_WRITTEN EXERCISE_
Please set down all the lines beneath this one exactly, without the pictures.
____ INFORMATION SUPPLIED
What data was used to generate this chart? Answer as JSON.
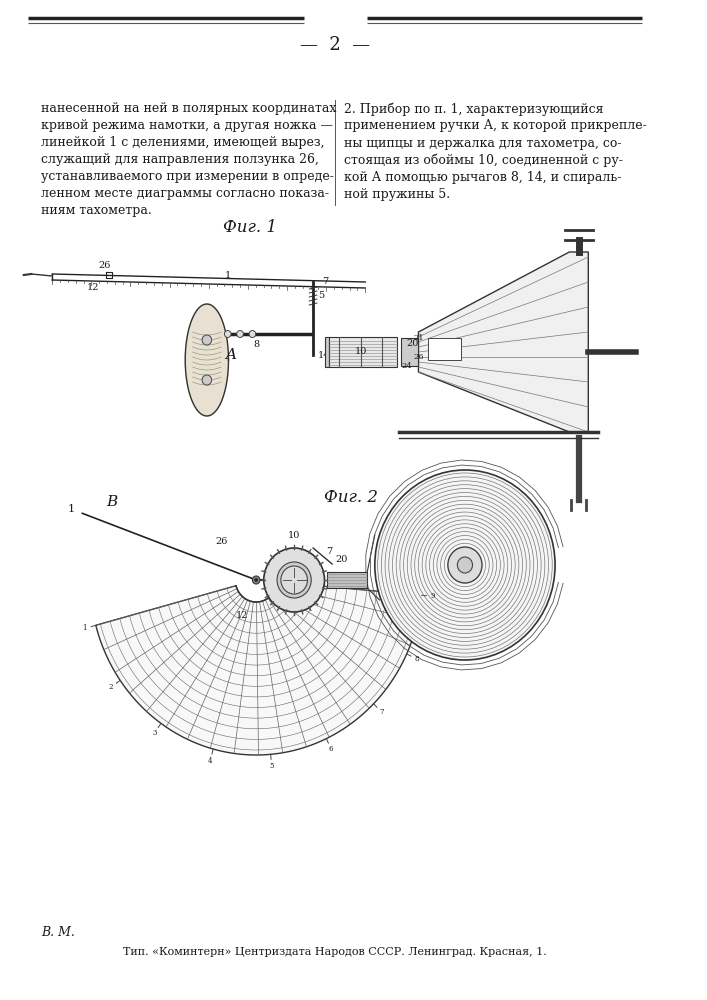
{
  "page_number": "2",
  "background_color": "#ffffff",
  "text_color": "#1a1a1a",
  "top_line_color": "#000000",
  "left_column_text": "нанесенной на ней в полярных координатах\nкривой режима намотки, а другая ножка —\nлинейкой 1 с делениями, имеющей вырез,\nслужащий для направления ползунка 26,\nустанавливаемого при измерении в опреде-\nленном месте диаграммы согласно показа-\nниям тахометра.",
  "right_column_text": "2. Прибор по п. 1, характеризующийся\nприменением ручки А, к которой прикрепле-\nны щипцы и держалка для тахометра, со-\nстоящая из обоймы 10, соединенной с ру-\nкой А помощью рычагов 8, 14, и спираль-\nной пружины 5.",
  "fig1_label": "Фиг. 1",
  "fig2_label": "Фиг. 2",
  "bottom_left_text": "В. М.",
  "bottom_center_text": "Тип. «Коминтерн» Центриздата Народов СССР. Ленинград. Красная, 1.",
  "font_size_body": 9,
  "font_size_fig": 12,
  "font_size_page": 13,
  "font_size_bottom": 8
}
________
_CORRECT RESPONSE_
What data was used to generate this chart? Answer as JSON.
{
  "page_number": "2",
  "background_color": "#ffffff",
  "text_color": "#1a1a1a",
  "top_line_color": "#000000",
  "left_column_text": "нанесенной на ней в полярных координатах\nкривой режима намотки, а другая ножка —\nлинейкой 1 с делениями, имеющей вырез,\nслужащий для направления ползунка 26,\nустанавливаемого при измерении в опреде-\nленном месте диаграммы согласно показа-\nниям тахометра.",
  "right_column_text": "2. Прибор по п. 1, характеризующийся\nприменением ручки А, к которой прикрепле-\nны щипцы и держалка для тахометра, со-\nстоящая из обоймы 10, соединенной с ру-\nкой А помощью рычагов 8, 14, и спираль-\nной пружины 5.",
  "fig1_label": "Фиг. 1",
  "fig2_label": "Фиг. 2",
  "bottom_left_text": "В. М.",
  "bottom_center_text": "Тип. «Коминтерн» Центриздата Народов СССР. Ленинград. Красная, 1.",
  "font_size_body": 9,
  "font_size_fig": 12,
  "font_size_page": 13,
  "font_size_bottom": 8
}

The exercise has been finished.